- PROBLEM TO WORK ON: Leave out the pictures and transcribe everything else exactly.

- EXTRACTED RECORDS:
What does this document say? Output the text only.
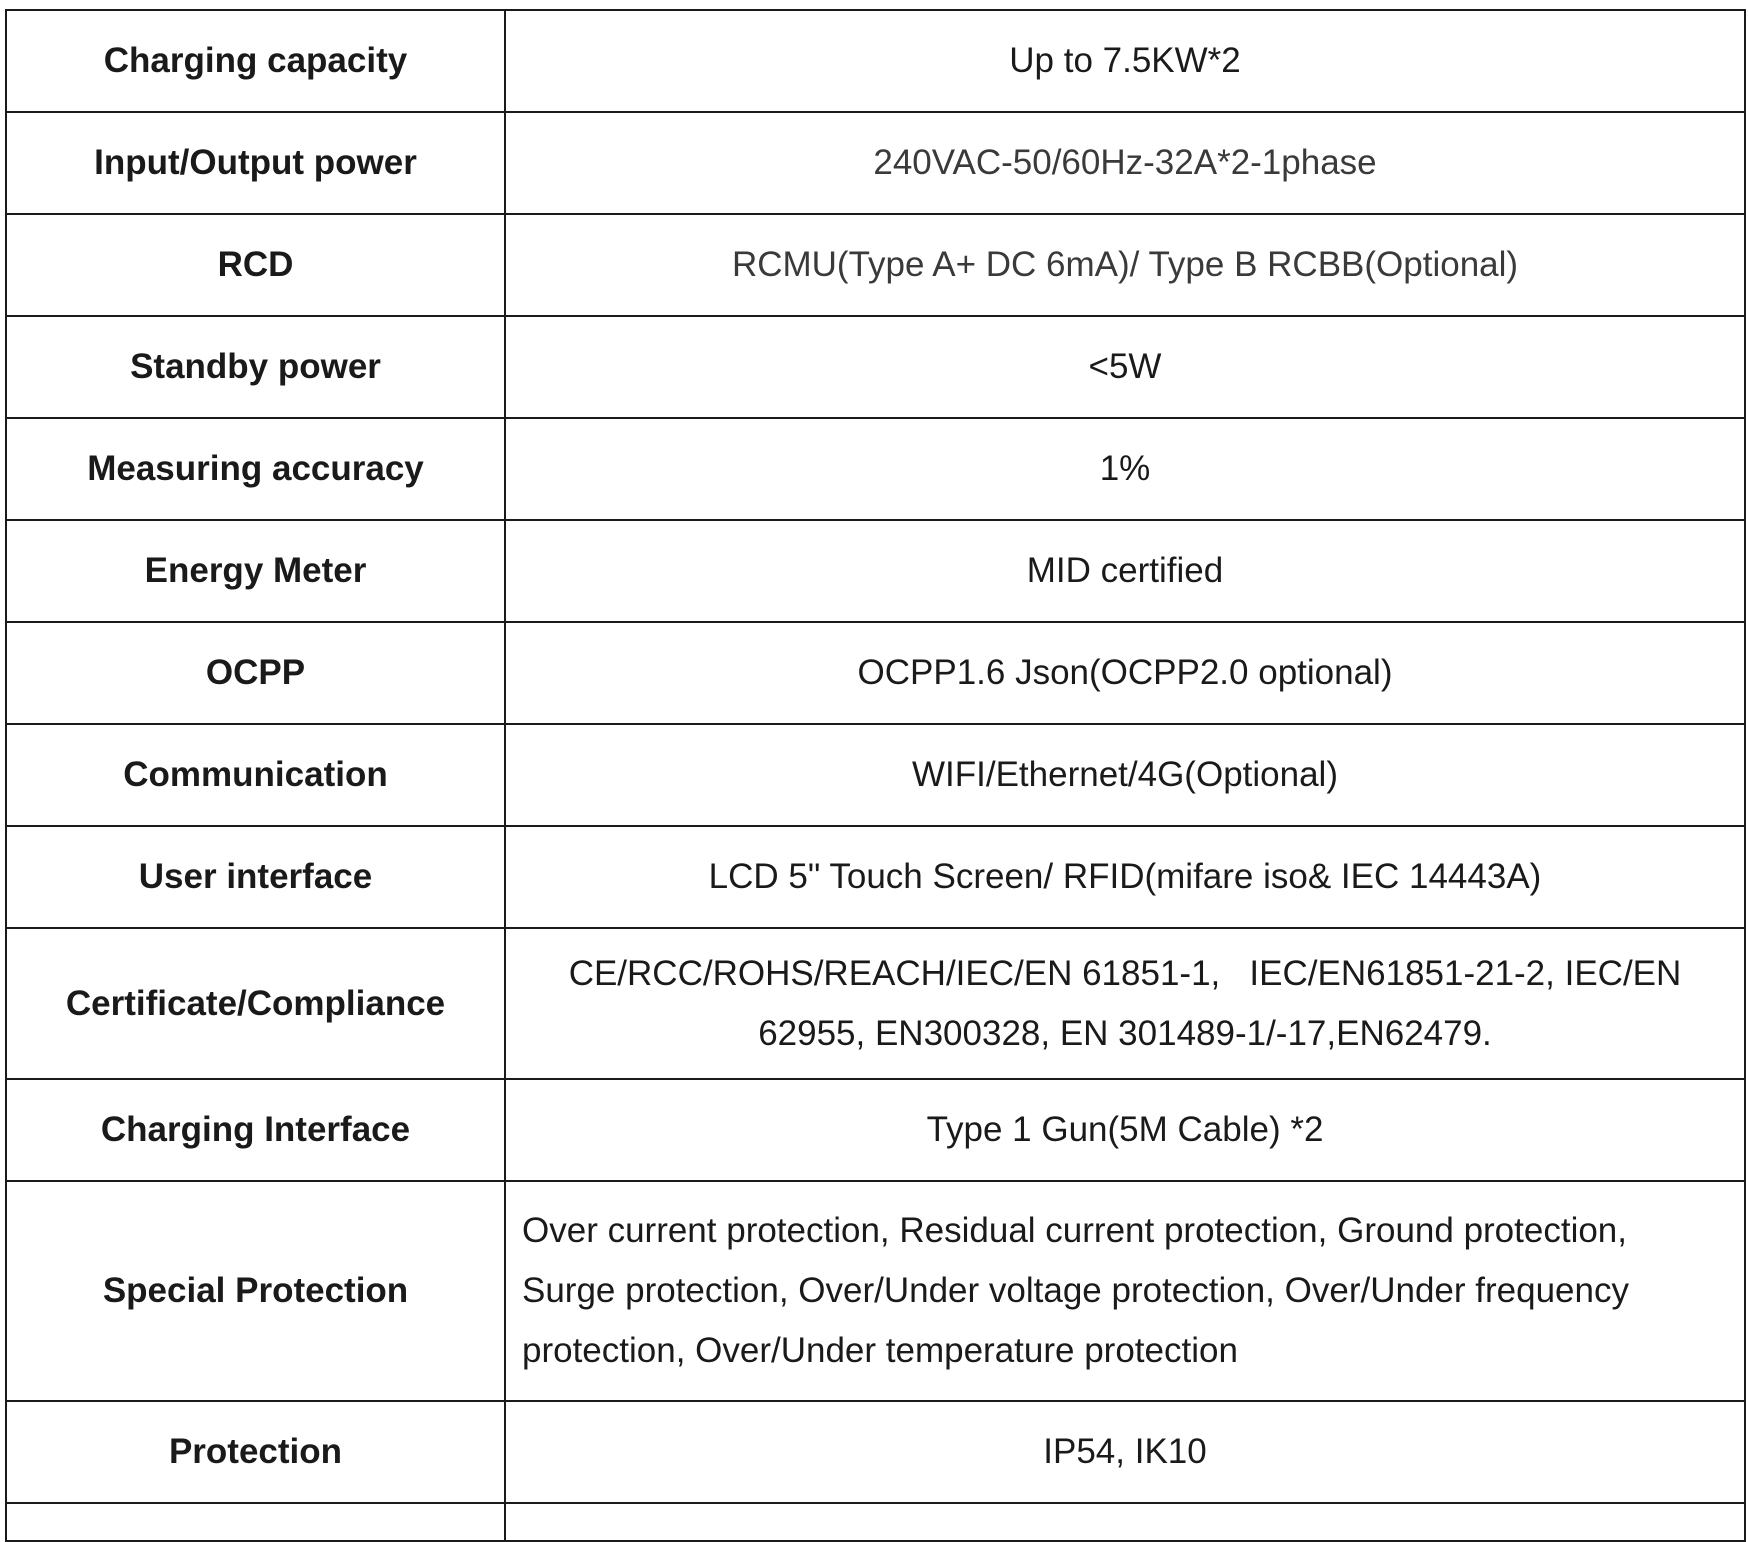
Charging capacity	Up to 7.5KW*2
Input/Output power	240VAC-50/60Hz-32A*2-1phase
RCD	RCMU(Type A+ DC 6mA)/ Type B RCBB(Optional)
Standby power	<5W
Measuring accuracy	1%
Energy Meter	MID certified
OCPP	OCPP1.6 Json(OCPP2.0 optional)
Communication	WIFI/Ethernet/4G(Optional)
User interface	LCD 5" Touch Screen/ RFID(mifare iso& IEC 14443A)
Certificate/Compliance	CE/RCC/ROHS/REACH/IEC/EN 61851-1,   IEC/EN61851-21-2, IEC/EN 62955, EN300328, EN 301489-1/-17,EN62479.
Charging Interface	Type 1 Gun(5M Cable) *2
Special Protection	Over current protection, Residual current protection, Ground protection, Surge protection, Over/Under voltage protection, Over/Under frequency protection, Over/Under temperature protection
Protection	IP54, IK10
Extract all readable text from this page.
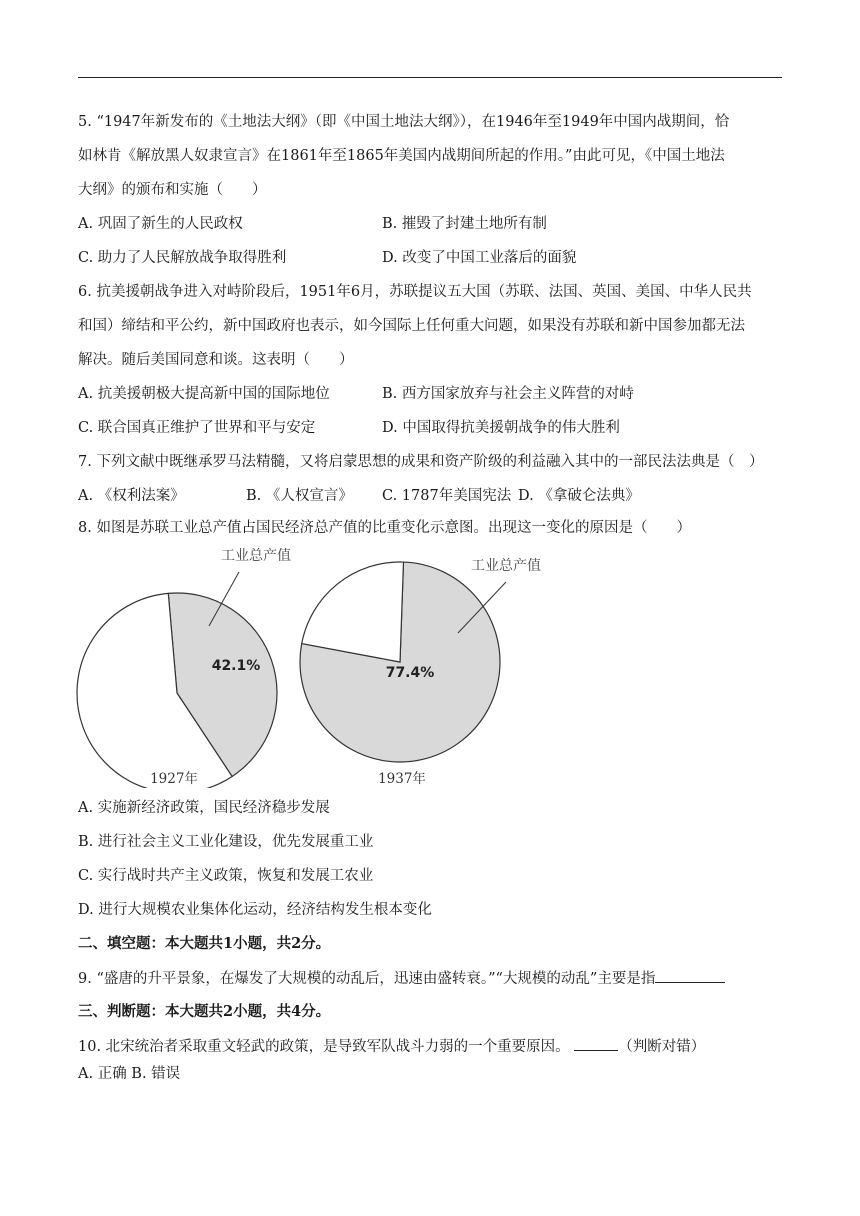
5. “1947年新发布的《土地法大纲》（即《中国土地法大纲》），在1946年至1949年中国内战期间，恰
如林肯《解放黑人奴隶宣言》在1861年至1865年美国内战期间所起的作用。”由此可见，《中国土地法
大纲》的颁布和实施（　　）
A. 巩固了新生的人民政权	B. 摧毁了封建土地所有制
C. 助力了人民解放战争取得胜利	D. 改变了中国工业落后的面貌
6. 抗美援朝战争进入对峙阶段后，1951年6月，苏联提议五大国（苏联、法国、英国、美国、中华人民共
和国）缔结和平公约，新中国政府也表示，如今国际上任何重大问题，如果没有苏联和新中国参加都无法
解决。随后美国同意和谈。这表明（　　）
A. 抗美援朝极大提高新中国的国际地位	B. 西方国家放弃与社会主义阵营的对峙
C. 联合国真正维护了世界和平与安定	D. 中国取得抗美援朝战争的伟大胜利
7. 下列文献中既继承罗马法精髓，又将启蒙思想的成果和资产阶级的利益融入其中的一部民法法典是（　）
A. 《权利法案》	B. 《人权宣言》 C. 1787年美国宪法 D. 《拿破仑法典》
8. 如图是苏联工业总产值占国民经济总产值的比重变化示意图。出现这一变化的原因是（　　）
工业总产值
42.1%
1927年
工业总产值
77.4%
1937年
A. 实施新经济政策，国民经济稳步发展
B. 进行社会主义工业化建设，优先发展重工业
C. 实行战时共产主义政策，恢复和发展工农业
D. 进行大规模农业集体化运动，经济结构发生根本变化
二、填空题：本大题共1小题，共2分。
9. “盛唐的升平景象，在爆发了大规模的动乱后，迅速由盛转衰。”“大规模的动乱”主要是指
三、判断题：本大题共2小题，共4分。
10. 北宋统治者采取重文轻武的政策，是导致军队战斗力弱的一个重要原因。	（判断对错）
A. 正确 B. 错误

- ANSWER TO THIS PROBLEM:
What does this document say? Output the text only.
Charging capacity	Up to 7.5KW*2
Input/Output power	240VAC-50/60Hz-32A*2-1phase
RCD	RCMU(Type A+ DC 6mA)/ Type B RCBB(Optional)
Standby power	<5W
Measuring accuracy	1%
Energy Meter	MID certified
OCPP	OCPP1.6 Json(OCPP2.0 optional)
Communication	WIFI/Ethernet/4G(Optional)
User interface	LCD 5" Touch Screen/ RFID(mifare iso& IEC 14443A)
Certificate/Compliance	CE/RCC/ROHS/REACH/IEC/EN 61851-1,   IEC/EN61851-21-2, IEC/EN 62955, EN300328, EN 301489-1/-17,EN62479.
Charging Interface	Type 1 Gun(5M Cable) *2
Special Protection	Over current protection, Residual current protection, Ground protection, Surge protection, Over/Under voltage protection, Over/Under frequency protection, Over/Under temperature protection
Protection	IP54, IK10
Extract all readable text from this page.
5. “1947年新发布的《土地法大纲》（即《中国土地法大纲》），在1946年至1949年中国内战期间，恰
如林肯《解放黑人奴隶宣言》在1861年至1865年美国内战期间所起的作用。”由此可见，《中国土地法
大纲》的颁布和实施（　　）
A. 巩固了新生的人民政权	B. 摧毁了封建土地所有制
C. 助力了人民解放战争取得胜利	D. 改变了中国工业落后的面貌
6. 抗美援朝战争进入对峙阶段后，1951年6月，苏联提议五大国（苏联、法国、英国、美国、中华人民共
和国）缔结和平公约，新中国政府也表示，如今国际上任何重大问题，如果没有苏联和新中国参加都无法
解决。随后美国同意和谈。这表明（　　）
A. 抗美援朝极大提高新中国的国际地位	B. 西方国家放弃与社会主义阵营的对峙
C. 联合国真正维护了世界和平与安定	D. 中国取得抗美援朝战争的伟大胜利
7. 下列文献中既继承罗马法精髓，又将启蒙思想的成果和资产阶级的利益融入其中的一部民法法典是（　）
A. 《权利法案》	B. 《人权宣言》 C. 1787年美国宪法 D. 《拿破仑法典》
8. 如图是苏联工业总产值占国民经济总产值的比重变化示意图。出现这一变化的原因是（　　）
工业总产值
42.1%
1927年
工业总产值
77.4%
1937年
A. 实施新经济政策，国民经济稳步发展
B. 进行社会主义工业化建设，优先发展重工业
C. 实行战时共产主义政策，恢复和发展工农业
D. 进行大规模农业集体化运动，经济结构发生根本变化
二、填空题：本大题共1小题，共2分。
9. “盛唐的升平景象，在爆发了大规模的动乱后，迅速由盛转衰。”“大规模的动乱”主要是指
三、判断题：本大题共2小题，共4分。
10. 北宋统治者采取重文轻武的政策，是导致军队战斗力弱的一个重要原因。	（判断对错）
A. 正确 B. 错误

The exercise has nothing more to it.